By Clare Fusselman '21

Marketing Writing Student Worker
Judson Loupot '32, aka "Ol' Army Lou," lended a helping hand to Aggies for decades as the owner of Loupot's Bookstores, which grew to three locations in College Station before being bought out in 2012. 

With the Ross Volunteers, Singing Cadets, Reveille and more than 300 people in attendance, Judson Loupot’s funeral in 1995 was a fitting and reflective testament to his tenure in Aggieland. A member of the Class of 1932, the 85-year-old legend spread maroon and white cheer in the Bryan-College Station community for more than half a century.

Known more commonly as “Ol’ Army Lou,” or simply, “Lou,” he arrived at Texas A&M in 1928 fresh off a small dairy farm near Dallas. “From the moment my dad stepped off the train, he could sense there was something special about Aggieland,” said Judson Loupot Jr. ’72, Lou’s son. As an entering freshman, Lou had only his high school ROTC uniforms to wear. To conform to the Corps of Cadets’ uniform regulations, he was forced to trade, wheel and deal to obtain the proper clothes. That’s when he got started in the clothing business.

By his junior year, fueled by his passion for people and bargaining, Lou ran a business out of his dorm room with roommate Olin Teague ’32 selling used clothes, books and anything else he could acquire. When a surprise inspection by the Commandant nearly got the pair kicked out of school, friends helped Lou open a warehouse at Northgate. This business eventually evolved into Loupot’s Bookstores, a long-running College Station staple that expanded to three locations before being bought out in 2012.
============
● **REQUIRED TASK**
Please copy the article on Judson Loupot from "With the Ross" to "the clothing business.".
============
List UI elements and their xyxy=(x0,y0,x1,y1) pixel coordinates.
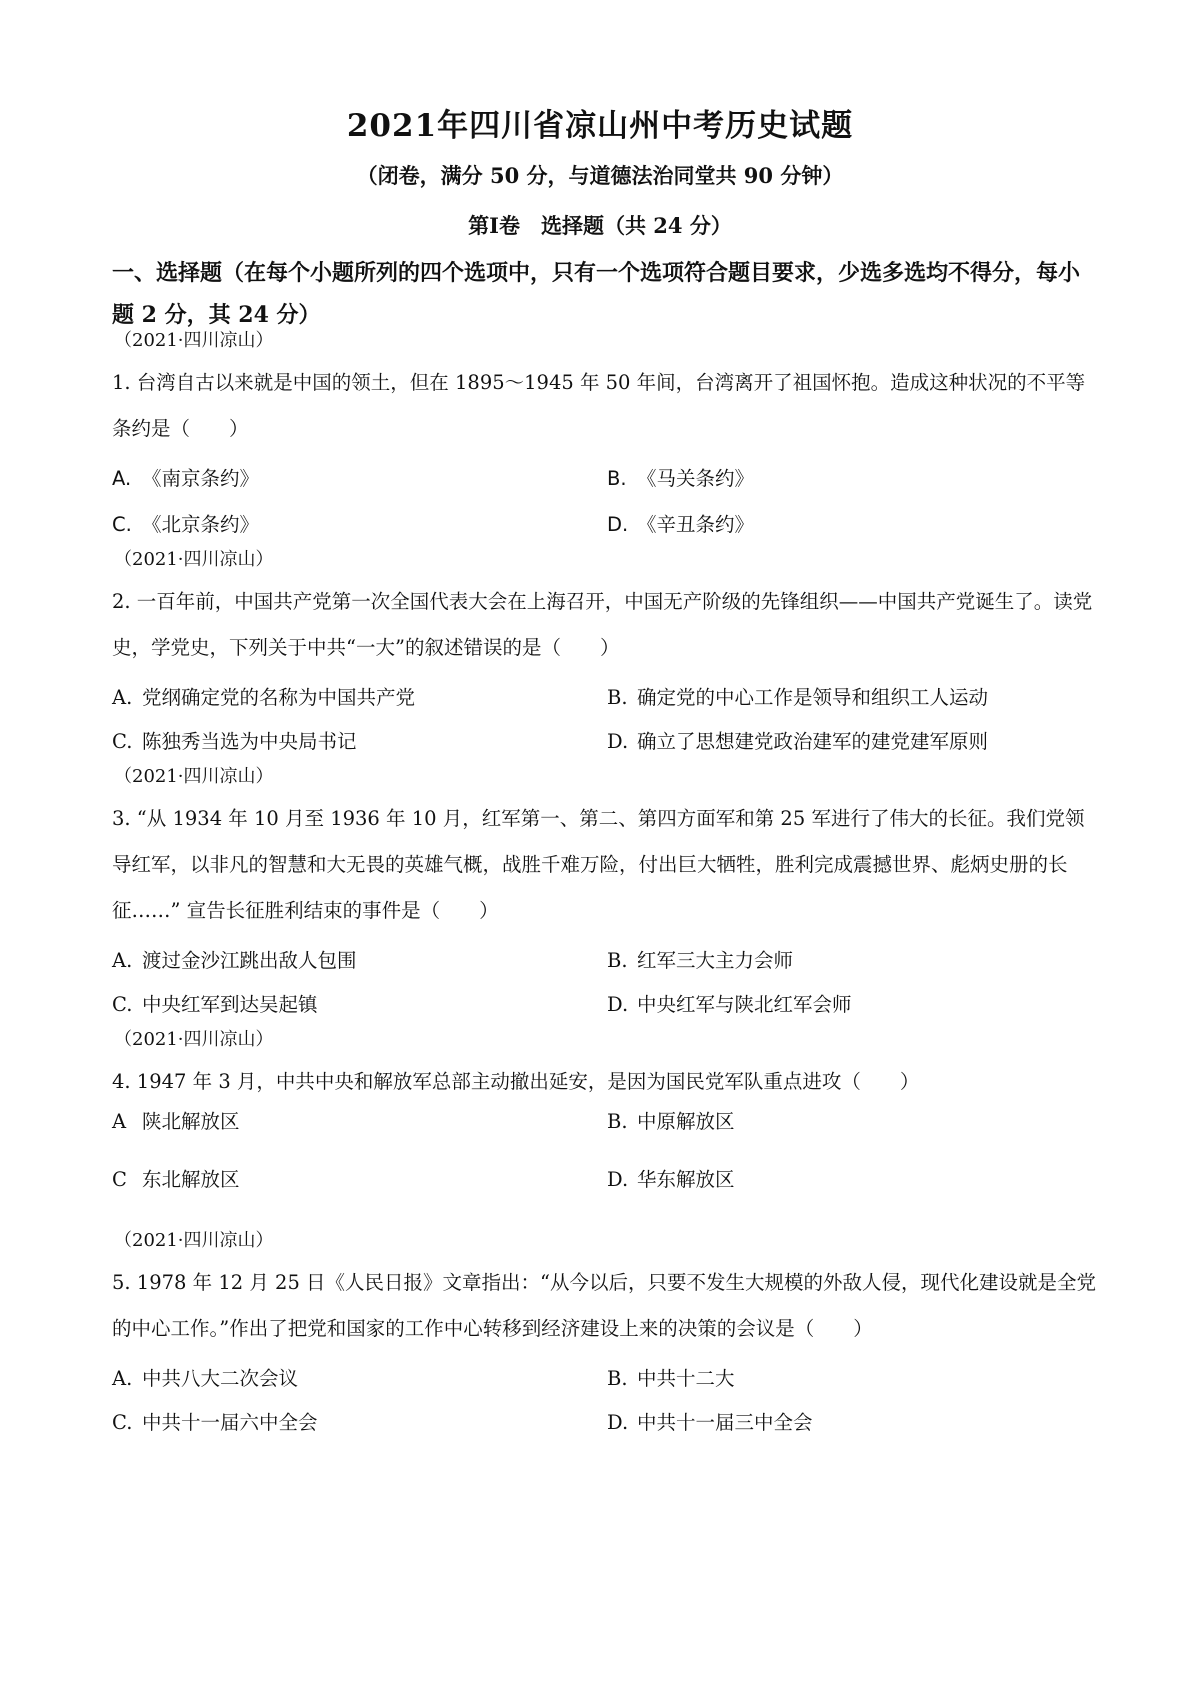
question-stem: 4. 1947 年 3 月，中共中央和解放军总部主动撤出延安，是因为国民党军队重点进攻（ ） xyxy=(112,1070,920,1093)
option-c[interactable]: C. 中共十一届六中全会 xyxy=(112,1411,318,1434)
exam-subtitle: （闭卷，满分 50 分，与道德法治同堂共 90 分钟） xyxy=(356,163,844,188)
option-c[interactable]: C 东北解放区 xyxy=(112,1168,240,1191)
option-d[interactable]: D. 中央红军与陕北红军会师 xyxy=(607,993,852,1016)
option-a[interactable]: A. 中共八大二次会议 xyxy=(112,1367,299,1390)
question-source: （2021·四川凉山） xyxy=(114,330,274,351)
option-d[interactable]: D. 华东解放区 xyxy=(607,1168,735,1191)
option-b[interactable]: B. 中共十二大 xyxy=(607,1367,735,1390)
option-b[interactable]: B. 确定党的中心工作是领导和组织工人运动 xyxy=(607,686,989,709)
option-a[interactable]: A. 渡过金沙江跳出敌人包围 xyxy=(112,949,357,972)
option-a[interactable]: A. 《南京条约》 xyxy=(112,467,260,490)
option-c[interactable]: C. 中央红军到达吴起镇 xyxy=(112,993,318,1016)
option-d[interactable]: D. 确立了思想建党政治建军的建党建军原则 xyxy=(607,730,989,753)
question-source: （2021·四川凉山） xyxy=(114,1029,274,1050)
option-b[interactable]: B. 中原解放区 xyxy=(607,1110,735,1133)
option-d[interactable]: D. 中共十一届三中全会 xyxy=(607,1411,813,1434)
question-source: （2021·四川凉山） xyxy=(114,549,274,570)
option-c[interactable]: C. 陈独秀当选为中央局书记 xyxy=(112,730,357,753)
option-b[interactable]: B. 红军三大主力会师 xyxy=(607,949,794,972)
option-a[interactable]: A. 党纲确定党的名称为中国共产党 xyxy=(112,686,416,709)
question-1 xyxy=(112,326,1097,536)
option-a[interactable]: A 陕北解放区 xyxy=(112,1110,240,1133)
part-heading: 第Ⅰ卷 选择题（共 24 分） xyxy=(468,213,732,238)
question-4 xyxy=(112,1025,1097,1191)
question-3 xyxy=(112,762,1097,1016)
question-source: （2021·四川凉山） xyxy=(114,1230,274,1251)
question-stem: 3. “从 1934 年 10 月至 1936 年 10 月，红军第一、第二、第四方面军和第 25 军进行了伟大的长征。我们党领导红军，以非凡的智慧和大无畏的英雄气概，战胜千难万险，付出巨大牺牲，胜利完成震撼世界、彪炳史册的长征……” 宣告长征胜利结束的事件是（ ） xyxy=(112,807,1085,922)
question-stem: 2. 一百年前，中国共产党第一次全国代表大会在上海召开，中国无产阶级的先锋组织——中国共产党诞生了。读党史，学党史，下列关于中共“一大”的叙述错误的是（ ） xyxy=(112,590,1093,659)
question-source: （2021·四川凉山） xyxy=(114,766,274,787)
option-d[interactable]: D. 《辛丑条约》 xyxy=(607,513,755,536)
question-stem: 1. 台湾自古以来就是中国的领土，但在 1895～1945 年 50 年间，台湾离开了祖国怀抱。造成这种状况的不平等条约是（ ） xyxy=(112,371,1086,440)
question-5 xyxy=(112,1226,1097,1434)
section-instruction: 一、选择题（在每个小题所列的四个选项中，只有一个选项符合题目要求，少选多选均不得分，每小题 2 分，其 24 分） xyxy=(112,260,1081,328)
question-stem: 5. 1978 年 12 月 25 日《人民日报》文章指出：“从今以后，只要不发生大规模的外敌人侵，现代化建设就是全党的中心工作。”作出了把党和国家的工作中心转移到经济建设上来的决策的会议是（ ） xyxy=(112,1271,1097,1340)
option-b[interactable]: B. 《马关条约》 xyxy=(607,467,755,490)
question-2 xyxy=(112,545,1097,753)
option-c[interactable]: C. 《北京条约》 xyxy=(112,513,260,536)
page-title: 2021年四川省凉山州中考历史试题 xyxy=(346,108,854,144)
============
● **PROBLEM SOLUTION**
With the Ross Volunteers, Singing Cadets, Reveille and more than 300 people in attendance, Judson Loupot’s funeral in 1995 was a fitting and reflective testament to his tenure in Aggieland. A member of the Class of 1932, the 85-year-old legend spread maroon and white cheer in the Bryan-College Station community for more than half a century.

Known more commonly as “Ol’ Army Lou,” or simply, “Lou,” he arrived at Texas A&M in 1928 fresh off a small dairy farm near Dallas. “From the moment my dad stepped off the train, he could sense there was something special about Aggieland,” said Judson Loupot Jr. ’72, Lou’s son. As an entering freshman, Lou had only his high school ROTC uniforms to wear. To conform to the Corps of Cadets’ uniform regulations, he was forced to trade, wheel and deal to obtain the proper clothes. That’s when he got started in the clothing business.